• [STATED PROBLEM] Quote the whole listing word for word, please.

• [SOURCE RECORDS]

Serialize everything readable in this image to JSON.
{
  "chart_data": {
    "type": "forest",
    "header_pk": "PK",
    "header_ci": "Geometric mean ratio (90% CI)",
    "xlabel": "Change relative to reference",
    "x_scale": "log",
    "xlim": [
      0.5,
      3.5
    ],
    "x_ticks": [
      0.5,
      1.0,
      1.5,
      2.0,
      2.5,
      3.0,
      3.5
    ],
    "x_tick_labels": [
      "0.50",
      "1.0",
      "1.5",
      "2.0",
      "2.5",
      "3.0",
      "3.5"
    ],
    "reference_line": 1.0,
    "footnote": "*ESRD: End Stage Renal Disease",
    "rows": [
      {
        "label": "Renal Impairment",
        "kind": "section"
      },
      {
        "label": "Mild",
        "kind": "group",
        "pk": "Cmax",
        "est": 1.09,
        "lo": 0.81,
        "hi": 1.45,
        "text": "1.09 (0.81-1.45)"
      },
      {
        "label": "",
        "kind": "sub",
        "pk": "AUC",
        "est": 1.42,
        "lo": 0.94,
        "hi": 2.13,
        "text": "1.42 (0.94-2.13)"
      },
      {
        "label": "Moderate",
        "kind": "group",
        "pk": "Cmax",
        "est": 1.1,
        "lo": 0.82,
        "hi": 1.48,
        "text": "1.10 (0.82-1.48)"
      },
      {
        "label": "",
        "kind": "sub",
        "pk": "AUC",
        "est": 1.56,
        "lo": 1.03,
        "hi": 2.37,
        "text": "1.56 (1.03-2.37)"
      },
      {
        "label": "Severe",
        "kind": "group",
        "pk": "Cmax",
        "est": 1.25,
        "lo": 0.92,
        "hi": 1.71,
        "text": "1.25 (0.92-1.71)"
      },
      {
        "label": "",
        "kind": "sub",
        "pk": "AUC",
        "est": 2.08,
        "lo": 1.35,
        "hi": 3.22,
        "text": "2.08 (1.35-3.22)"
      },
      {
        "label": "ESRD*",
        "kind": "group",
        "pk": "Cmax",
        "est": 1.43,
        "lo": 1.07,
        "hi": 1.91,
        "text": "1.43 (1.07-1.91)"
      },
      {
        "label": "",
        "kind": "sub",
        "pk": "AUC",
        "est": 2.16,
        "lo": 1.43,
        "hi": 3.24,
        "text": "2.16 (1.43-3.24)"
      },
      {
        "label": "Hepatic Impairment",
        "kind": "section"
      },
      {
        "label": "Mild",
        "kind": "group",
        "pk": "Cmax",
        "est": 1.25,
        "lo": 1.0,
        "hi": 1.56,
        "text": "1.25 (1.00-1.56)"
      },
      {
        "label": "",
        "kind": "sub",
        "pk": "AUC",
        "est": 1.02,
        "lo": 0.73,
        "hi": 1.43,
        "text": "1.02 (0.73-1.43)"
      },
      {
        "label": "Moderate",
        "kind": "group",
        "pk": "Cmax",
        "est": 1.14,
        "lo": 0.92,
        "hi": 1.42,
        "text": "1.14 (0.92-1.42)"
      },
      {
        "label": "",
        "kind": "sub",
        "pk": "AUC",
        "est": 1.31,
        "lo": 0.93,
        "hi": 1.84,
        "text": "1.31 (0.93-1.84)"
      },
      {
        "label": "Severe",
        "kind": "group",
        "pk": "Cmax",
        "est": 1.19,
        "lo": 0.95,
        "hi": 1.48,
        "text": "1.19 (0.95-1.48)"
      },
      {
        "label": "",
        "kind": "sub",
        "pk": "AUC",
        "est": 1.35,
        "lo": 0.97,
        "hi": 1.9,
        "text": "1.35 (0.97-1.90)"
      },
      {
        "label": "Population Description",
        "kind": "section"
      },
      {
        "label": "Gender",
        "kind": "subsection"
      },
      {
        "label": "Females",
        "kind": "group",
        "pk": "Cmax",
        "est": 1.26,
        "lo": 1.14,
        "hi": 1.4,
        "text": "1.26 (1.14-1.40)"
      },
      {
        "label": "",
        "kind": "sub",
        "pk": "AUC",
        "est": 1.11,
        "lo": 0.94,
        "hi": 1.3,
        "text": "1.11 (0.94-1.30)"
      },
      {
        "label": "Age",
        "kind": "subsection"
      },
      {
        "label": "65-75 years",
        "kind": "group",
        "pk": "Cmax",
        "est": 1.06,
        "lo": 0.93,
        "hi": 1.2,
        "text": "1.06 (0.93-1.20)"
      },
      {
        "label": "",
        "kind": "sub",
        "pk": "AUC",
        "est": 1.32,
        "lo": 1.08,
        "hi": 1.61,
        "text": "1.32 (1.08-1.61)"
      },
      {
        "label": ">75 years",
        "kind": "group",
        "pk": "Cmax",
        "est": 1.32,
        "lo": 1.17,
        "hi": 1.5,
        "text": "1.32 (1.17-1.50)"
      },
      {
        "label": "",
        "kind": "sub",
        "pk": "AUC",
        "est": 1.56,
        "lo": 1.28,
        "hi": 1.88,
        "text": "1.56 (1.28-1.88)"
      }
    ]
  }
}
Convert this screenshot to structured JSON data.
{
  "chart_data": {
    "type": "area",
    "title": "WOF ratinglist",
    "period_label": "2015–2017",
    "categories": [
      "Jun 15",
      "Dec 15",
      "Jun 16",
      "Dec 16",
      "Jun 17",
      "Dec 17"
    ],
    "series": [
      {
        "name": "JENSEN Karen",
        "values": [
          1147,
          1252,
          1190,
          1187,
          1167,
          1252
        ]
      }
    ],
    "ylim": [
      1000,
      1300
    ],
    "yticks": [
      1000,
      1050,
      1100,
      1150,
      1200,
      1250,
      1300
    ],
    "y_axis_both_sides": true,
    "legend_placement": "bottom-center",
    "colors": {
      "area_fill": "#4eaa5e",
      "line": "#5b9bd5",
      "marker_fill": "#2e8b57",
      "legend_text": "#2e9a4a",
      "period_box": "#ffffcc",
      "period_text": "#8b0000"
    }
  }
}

• [ANSWER TO THIS EXERCISE]
Serialize everything readable in this image to JSON.
{
  "chart_data": {
    "type": "forest",
    "header_pk": "PK",
    "header_ci": "Geometric mean ratio (90% CI)",
    "xlabel": "Change relative to reference",
    "x_scale": "log",
    "xlim": [
      0.5,
      3.5
    ],
    "x_ticks": [
      0.5,
      1.0,
      1.5,
      2.0,
      2.5,
      3.0,
      3.5
    ],
    "x_tick_labels": [
      "0.50",
      "1.0",
      "1.5",
      "2.0",
      "2.5",
      "3.0",
      "3.5"
    ],
    "reference_line": 1.0,
    "footnote": "*ESRD: End Stage Renal Disease",
    "rows": [
      {
        "label": "Renal Impairment",
        "kind": "section"
      },
      {
        "label": "Mild",
        "kind": "group",
        "pk": "Cmax",
        "est": 1.09,
        "lo": 0.81,
        "hi": 1.45,
        "text": "1.09 (0.81-1.45)"
      },
      {
        "label": "",
        "kind": "sub",
        "pk": "AUC",
        "est": 1.42,
        "lo": 0.94,
        "hi": 2.13,
        "text": "1.42 (0.94-2.13)"
      },
      {
        "label": "Moderate",
        "kind": "group",
        "pk": "Cmax",
        "est": 1.1,
        "lo": 0.82,
        "hi": 1.48,
        "text": "1.10 (0.82-1.48)"
      },
      {
        "label": "",
        "kind": "sub",
        "pk": "AUC",
        "est": 1.56,
        "lo": 1.03,
        "hi": 2.37,
        "text": "1.56 (1.03-2.37)"
      },
      {
        "label": "Severe",
        "kind": "group",
        "pk": "Cmax",
        "est": 1.25,
        "lo": 0.92,
        "hi": 1.71,
        "text": "1.25 (0.92-1.71)"
      },
      {
        "label": "",
        "kind": "sub",
        "pk": "AUC",
        "est": 2.08,
        "lo": 1.35,
        "hi": 3.22,
        "text": "2.08 (1.35-3.22)"
      },
      {
        "label": "ESRD*",
        "kind": "group",
        "pk": "Cmax",
        "est": 1.43,
        "lo": 1.07,
        "hi": 1.91,
        "text": "1.43 (1.07-1.91)"
      },
      {
        "label": "",
        "kind": "sub",
        "pk": "AUC",
        "est": 2.16,
        "lo": 1.43,
        "hi": 3.24,
        "text": "2.16 (1.43-3.24)"
      },
      {
        "label": "Hepatic Impairment",
        "kind": "section"
      },
      {
        "label": "Mild",
        "kind": "group",
        "pk": "Cmax",
        "est": 1.25,
        "lo": 1.0,
        "hi": 1.56,
        "text": "1.25 (1.00-1.56)"
      },
      {
        "label": "",
        "kind": "sub",
        "pk": "AUC",
        "est": 1.02,
        "lo": 0.73,
        "hi": 1.43,
        "text": "1.02 (0.73-1.43)"
      },
      {
        "label": "Moderate",
        "kind": "group",
        "pk": "Cmax",
        "est": 1.14,
        "lo": 0.92,
        "hi": 1.42,
        "text": "1.14 (0.92-1.42)"
      },
      {
        "label": "",
        "kind": "sub",
        "pk": "AUC",
        "est": 1.31,
        "lo": 0.93,
        "hi": 1.84,
        "text": "1.31 (0.93-1.84)"
      },
      {
        "label": "Severe",
        "kind": "group",
        "pk": "Cmax",
        "est": 1.19,
        "lo": 0.95,
        "hi": 1.48,
        "text": "1.19 (0.95-1.48)"
      },
      {
        "label": "",
        "kind": "sub",
        "pk": "AUC",
        "est": 1.35,
        "lo": 0.97,
        "hi": 1.9,
        "text": "1.35 (0.97-1.90)"
      },
      {
        "label": "Population Description",
        "kind": "section"
      },
      {
        "label": "Gender",
        "kind": "subsection"
      },
      {
        "label": "Females",
        "kind": "group",
        "pk": "Cmax",
        "est": 1.26,
        "lo": 1.14,
        "hi": 1.4,
        "text": "1.26 (1.14-1.40)"
      },
      {
        "label": "",
        "kind": "sub",
        "pk": "AUC",
        "est": 1.11,
        "lo": 0.94,
        "hi": 1.3,
        "text": "1.11 (0.94-1.30)"
      },
      {
        "label": "Age",
        "kind": "subsection"
      },
      {
        "label": "65-75 years",
        "kind": "group",
        "pk": "Cmax",
        "est": 1.06,
        "lo": 0.93,
        "hi": 1.2,
        "text": "1.06 (0.93-1.20)"
      },
      {
        "label": "",
        "kind": "sub",
        "pk": "AUC",
        "est": 1.32,
        "lo": 1.08,
        "hi": 1.61,
        "text": "1.32 (1.08-1.61)"
      },
      {
        "label": ">75 years",
        "kind": "group",
        "pk": "Cmax",
        "est": 1.32,
        "lo": 1.17,
        "hi": 1.5,
        "text": "1.32 (1.17-1.50)"
      },
      {
        "label": "",
        "kind": "sub",
        "pk": "AUC",
        "est": 1.56,
        "lo": 1.28,
        "hi": 1.88,
        "text": "1.56 (1.28-1.88)"
      }
    ]
  }
}
Convert this screenshot to structured JSON data.
{
  "chart_data": {
    "type": "area",
    "title": "WOF ratinglist",
    "period_label": "2015–2017",
    "categories": [
      "Jun 15",
      "Dec 15",
      "Jun 16",
      "Dec 16",
      "Jun 17",
      "Dec 17"
    ],
    "series": [
      {
        "name": "JENSEN Karen",
        "values": [
          1147,
          1252,
          1190,
          1187,
          1167,
          1252
        ]
      }
    ],
    "ylim": [
      1000,
      1300
    ],
    "yticks": [
      1000,
      1050,
      1100,
      1150,
      1200,
      1250,
      1300
    ],
    "y_axis_both_sides": true,
    "legend_placement": "bottom-center",
    "colors": {
      "area_fill": "#4eaa5e",
      "line": "#5b9bd5",
      "marker_fill": "#2e8b57",
      "legend_text": "#2e9a4a",
      "period_box": "#ffffcc",
      "period_text": "#8b0000"
    }
  }
}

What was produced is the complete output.